EXERCISE DESCRIPTION:
Select, from the data, each line where "Frequency" occurs.

Extracts from a graphics dataset:
_ _ _
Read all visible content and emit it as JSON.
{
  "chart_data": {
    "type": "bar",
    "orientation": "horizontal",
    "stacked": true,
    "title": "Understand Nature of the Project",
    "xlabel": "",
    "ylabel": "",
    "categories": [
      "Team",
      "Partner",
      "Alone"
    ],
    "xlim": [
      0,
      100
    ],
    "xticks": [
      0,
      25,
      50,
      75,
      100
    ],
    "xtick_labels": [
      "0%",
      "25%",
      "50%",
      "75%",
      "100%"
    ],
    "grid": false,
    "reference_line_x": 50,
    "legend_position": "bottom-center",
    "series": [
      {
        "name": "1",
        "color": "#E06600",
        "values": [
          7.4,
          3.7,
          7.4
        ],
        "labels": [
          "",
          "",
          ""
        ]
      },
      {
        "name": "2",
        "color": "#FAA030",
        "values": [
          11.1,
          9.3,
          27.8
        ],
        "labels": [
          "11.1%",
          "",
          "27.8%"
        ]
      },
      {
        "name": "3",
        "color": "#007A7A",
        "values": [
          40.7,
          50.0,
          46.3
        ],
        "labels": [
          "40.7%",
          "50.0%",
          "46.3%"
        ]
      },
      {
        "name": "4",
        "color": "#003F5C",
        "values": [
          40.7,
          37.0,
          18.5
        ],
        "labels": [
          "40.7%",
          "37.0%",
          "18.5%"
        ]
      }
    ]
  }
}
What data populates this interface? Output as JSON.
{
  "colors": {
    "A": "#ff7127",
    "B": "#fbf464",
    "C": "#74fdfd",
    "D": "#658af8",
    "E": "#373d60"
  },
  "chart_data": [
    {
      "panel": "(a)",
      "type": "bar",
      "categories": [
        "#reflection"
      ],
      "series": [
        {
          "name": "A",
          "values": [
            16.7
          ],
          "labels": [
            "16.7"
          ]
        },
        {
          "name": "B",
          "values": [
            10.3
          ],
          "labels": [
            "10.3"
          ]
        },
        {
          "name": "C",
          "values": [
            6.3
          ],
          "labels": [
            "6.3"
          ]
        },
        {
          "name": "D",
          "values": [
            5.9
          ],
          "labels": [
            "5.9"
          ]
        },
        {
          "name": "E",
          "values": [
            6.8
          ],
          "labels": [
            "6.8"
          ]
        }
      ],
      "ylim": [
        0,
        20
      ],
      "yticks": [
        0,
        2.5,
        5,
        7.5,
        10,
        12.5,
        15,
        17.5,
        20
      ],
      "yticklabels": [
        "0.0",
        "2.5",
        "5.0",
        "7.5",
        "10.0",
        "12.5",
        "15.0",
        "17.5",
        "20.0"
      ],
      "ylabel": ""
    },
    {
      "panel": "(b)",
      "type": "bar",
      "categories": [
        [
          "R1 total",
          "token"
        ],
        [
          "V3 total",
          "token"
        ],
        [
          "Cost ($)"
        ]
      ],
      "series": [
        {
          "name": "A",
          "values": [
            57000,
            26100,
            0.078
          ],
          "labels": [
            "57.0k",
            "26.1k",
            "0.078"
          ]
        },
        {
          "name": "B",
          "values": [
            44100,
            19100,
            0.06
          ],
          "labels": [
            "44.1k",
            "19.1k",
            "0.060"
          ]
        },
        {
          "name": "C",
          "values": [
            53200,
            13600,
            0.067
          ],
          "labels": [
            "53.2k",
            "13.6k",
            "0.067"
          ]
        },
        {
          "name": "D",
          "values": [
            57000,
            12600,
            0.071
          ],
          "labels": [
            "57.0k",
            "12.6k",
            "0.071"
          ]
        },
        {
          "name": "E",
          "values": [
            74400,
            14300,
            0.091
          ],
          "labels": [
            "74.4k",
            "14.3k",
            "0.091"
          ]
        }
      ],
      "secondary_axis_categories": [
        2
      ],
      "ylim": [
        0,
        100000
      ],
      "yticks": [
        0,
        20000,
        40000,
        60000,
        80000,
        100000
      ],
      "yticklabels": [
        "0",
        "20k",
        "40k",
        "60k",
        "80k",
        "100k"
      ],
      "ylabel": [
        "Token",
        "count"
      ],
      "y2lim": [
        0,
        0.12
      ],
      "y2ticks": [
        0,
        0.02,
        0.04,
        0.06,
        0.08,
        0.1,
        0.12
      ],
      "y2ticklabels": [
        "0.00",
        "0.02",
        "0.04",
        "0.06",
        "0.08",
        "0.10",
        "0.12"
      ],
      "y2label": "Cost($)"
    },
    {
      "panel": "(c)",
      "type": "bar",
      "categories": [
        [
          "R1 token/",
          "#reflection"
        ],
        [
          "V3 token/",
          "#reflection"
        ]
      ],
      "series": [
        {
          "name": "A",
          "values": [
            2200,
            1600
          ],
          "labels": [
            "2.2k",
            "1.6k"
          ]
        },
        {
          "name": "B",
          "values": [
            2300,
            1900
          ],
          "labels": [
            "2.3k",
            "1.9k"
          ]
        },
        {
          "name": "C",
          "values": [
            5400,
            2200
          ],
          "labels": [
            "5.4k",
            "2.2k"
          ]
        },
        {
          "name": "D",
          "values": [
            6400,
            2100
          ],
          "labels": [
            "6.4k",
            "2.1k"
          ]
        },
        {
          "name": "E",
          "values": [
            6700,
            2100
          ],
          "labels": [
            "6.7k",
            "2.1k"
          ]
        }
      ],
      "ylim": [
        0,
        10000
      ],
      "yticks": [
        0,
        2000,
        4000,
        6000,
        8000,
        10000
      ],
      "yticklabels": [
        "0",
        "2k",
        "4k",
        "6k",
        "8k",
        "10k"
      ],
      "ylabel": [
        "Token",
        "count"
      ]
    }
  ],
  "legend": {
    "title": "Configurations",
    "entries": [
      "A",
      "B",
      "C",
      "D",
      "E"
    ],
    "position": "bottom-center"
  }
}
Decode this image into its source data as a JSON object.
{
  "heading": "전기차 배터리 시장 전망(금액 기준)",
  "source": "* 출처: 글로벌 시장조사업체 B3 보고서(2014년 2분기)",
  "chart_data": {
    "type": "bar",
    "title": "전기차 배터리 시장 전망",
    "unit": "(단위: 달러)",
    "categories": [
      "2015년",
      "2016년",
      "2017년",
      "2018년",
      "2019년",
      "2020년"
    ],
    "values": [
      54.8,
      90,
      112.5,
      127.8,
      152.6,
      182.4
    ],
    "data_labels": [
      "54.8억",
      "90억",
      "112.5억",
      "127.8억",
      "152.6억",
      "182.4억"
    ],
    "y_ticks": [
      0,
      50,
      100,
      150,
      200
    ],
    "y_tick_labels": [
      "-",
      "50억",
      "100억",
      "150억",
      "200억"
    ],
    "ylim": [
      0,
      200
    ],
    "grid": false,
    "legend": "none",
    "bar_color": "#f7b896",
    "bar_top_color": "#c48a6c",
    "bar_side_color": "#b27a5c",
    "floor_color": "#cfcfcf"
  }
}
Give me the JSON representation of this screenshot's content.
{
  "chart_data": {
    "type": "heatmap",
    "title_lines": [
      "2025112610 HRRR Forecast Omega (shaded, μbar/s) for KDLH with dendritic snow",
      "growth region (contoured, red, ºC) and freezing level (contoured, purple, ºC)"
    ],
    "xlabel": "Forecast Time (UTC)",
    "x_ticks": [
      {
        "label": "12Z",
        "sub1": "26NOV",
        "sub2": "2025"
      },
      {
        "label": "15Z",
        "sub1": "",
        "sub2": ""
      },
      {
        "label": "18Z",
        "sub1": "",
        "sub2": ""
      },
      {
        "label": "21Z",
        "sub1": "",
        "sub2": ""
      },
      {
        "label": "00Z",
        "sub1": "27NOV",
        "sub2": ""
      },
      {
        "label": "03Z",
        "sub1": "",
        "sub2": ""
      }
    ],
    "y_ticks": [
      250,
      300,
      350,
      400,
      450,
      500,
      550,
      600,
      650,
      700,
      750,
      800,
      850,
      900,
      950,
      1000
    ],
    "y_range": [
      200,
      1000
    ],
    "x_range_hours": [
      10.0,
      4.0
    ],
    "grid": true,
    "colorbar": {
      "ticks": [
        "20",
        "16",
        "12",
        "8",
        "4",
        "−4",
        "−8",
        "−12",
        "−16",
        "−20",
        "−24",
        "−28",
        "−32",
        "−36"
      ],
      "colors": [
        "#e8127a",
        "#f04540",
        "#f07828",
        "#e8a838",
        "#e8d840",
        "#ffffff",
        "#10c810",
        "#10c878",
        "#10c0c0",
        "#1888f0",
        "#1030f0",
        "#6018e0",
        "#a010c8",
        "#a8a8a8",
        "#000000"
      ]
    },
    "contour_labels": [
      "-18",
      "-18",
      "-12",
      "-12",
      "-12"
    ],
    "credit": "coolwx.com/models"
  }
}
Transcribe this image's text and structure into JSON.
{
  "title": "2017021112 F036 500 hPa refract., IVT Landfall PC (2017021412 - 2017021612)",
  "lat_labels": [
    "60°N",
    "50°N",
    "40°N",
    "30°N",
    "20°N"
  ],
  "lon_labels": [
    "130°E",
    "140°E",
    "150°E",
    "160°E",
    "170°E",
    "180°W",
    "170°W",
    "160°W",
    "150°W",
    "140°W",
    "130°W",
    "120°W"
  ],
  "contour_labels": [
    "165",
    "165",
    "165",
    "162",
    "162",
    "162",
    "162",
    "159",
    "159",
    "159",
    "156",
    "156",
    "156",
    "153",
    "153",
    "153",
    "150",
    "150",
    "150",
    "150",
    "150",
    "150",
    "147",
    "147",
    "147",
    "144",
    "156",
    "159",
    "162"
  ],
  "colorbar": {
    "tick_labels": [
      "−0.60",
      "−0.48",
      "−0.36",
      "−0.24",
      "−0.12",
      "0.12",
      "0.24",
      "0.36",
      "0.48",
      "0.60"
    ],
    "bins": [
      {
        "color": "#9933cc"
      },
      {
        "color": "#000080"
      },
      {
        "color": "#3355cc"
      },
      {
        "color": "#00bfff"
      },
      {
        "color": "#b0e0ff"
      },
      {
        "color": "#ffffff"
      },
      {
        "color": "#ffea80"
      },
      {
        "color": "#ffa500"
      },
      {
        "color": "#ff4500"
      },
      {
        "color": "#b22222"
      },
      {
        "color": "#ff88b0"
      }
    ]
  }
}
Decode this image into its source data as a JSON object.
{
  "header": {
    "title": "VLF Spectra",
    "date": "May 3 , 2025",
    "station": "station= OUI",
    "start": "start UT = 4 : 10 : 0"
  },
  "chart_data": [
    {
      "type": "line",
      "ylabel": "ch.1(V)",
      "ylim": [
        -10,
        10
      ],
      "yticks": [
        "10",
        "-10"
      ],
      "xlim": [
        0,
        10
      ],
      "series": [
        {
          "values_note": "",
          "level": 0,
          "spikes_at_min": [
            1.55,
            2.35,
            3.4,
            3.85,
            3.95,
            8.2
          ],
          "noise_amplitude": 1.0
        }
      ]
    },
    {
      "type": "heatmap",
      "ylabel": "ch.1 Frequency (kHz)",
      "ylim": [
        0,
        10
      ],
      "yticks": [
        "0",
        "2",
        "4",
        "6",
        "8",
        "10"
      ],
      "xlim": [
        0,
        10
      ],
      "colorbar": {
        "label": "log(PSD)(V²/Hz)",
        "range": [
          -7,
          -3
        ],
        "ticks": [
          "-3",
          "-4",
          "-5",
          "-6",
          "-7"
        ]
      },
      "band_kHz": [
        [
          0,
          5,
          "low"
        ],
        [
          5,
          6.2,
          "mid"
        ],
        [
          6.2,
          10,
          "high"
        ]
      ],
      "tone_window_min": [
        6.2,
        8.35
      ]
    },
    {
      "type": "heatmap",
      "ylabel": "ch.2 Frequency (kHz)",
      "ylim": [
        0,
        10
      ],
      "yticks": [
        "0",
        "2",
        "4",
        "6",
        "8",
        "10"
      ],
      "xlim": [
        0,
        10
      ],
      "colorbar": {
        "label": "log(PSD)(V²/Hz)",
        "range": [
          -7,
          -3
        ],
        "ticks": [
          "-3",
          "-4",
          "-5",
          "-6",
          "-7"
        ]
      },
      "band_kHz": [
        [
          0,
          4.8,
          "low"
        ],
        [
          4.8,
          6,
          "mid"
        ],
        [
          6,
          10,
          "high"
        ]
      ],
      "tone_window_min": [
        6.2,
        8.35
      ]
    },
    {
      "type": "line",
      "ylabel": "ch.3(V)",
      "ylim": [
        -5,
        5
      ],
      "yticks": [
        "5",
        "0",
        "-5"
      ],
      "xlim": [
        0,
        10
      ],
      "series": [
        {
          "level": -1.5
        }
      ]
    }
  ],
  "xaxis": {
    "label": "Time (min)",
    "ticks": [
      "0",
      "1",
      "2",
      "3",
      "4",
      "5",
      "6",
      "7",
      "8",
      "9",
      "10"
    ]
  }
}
_ _ _
TASK RESULT:
      "ylabel": "ch.1 Frequency (kHz)",
      "ylabel": "ch.2 Frequency (kHz)",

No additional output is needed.